### WHAT TO WORK ON
Without the pictures, output the records below word for word.
====== INPUT ROWS
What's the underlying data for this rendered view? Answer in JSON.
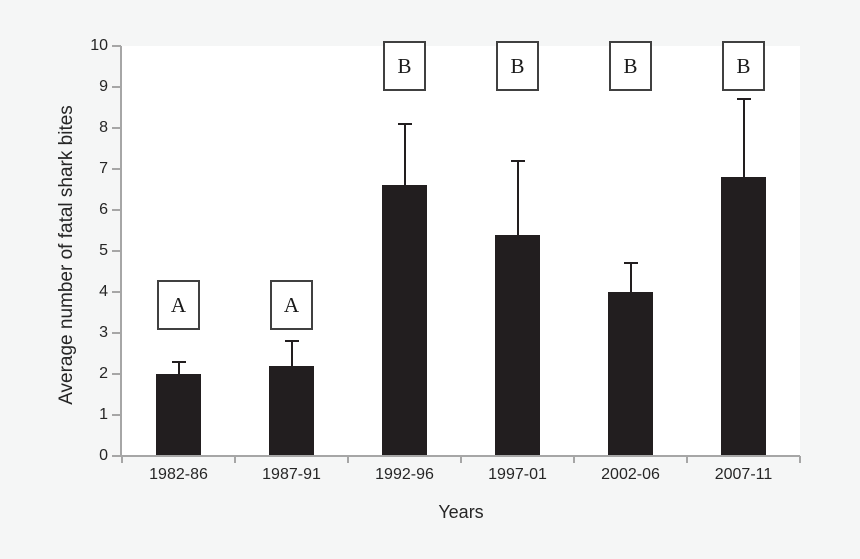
{
  "figure": {
    "background_color": "#f5f6f6",
    "plot_background_color": "#ffffff",
    "bar_color": "#221e1f",
    "error_bar_color": "#221e1f",
    "axis_color": "#a6a6a6",
    "label_color": "#262626",
    "letter_box_border_color": "#404040",
    "letter_color": "#1a1a1a"
  },
  "chart_data": {
    "type": "bar",
    "title": "",
    "xlabel": "Years",
    "ylabel": "Average number of fatal shark bites",
    "categories": [
      "1982-86",
      "1987-91",
      "1992-96",
      "1997-01",
      "2002-06",
      "2007-11"
    ],
    "values": [
      2.0,
      2.2,
      6.6,
      5.4,
      4.0,
      6.8
    ],
    "errors_upper": [
      0.3,
      0.6,
      1.5,
      1.8,
      0.7,
      1.9
    ],
    "significance_letters": [
      "A",
      "A",
      "B",
      "B",
      "B",
      "B"
    ],
    "ylim": [
      0,
      10
    ],
    "yticks": [
      0,
      1,
      2,
      3,
      4,
      5,
      6,
      7,
      8,
      9,
      10
    ],
    "grid": false,
    "legend_position": "none"
  }
}
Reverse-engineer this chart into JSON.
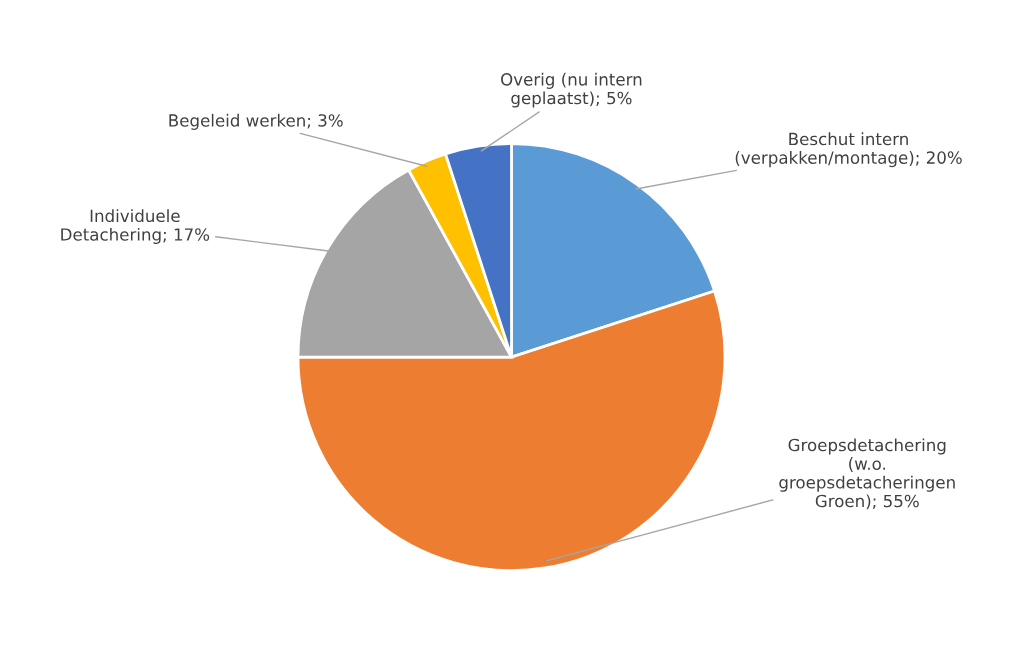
============
### REPLY
What's the underlying data for this rendered view? Answer in JSON.
{
  "figure": {
    "background_color": "#f5f6f6",
    "plot_background_color": "#ffffff",
    "bar_color": "#221e1f",
    "error_bar_color": "#221e1f",
    "axis_color": "#a6a6a6",
    "label_color": "#262626",
    "letter_box_border_color": "#404040",
    "letter_color": "#1a1a1a"
  },
  "chart_data": {
    "type": "bar",
    "title": "",
    "xlabel": "Years",
    "ylabel": "Average number of fatal shark bites",
    "categories": [
      "1982-86",
      "1987-91",
      "1992-96",
      "1997-01",
      "2002-06",
      "2007-11"
    ],
    "values": [
      2.0,
      2.2,
      6.6,
      5.4,
      4.0,
      6.8
    ],
    "errors_upper": [
      0.3,
      0.6,
      1.5,
      1.8,
      0.7,
      1.9
    ],
    "significance_letters": [
      "A",
      "A",
      "B",
      "B",
      "B",
      "B"
    ],
    "ylim": [
      0,
      10
    ],
    "yticks": [
      0,
      1,
      2,
      3,
      4,
      5,
      6,
      7,
      8,
      9,
      10
    ],
    "grid": false,
    "legend_position": "none"
  }
}
Reverse-engineer this chart into JSON.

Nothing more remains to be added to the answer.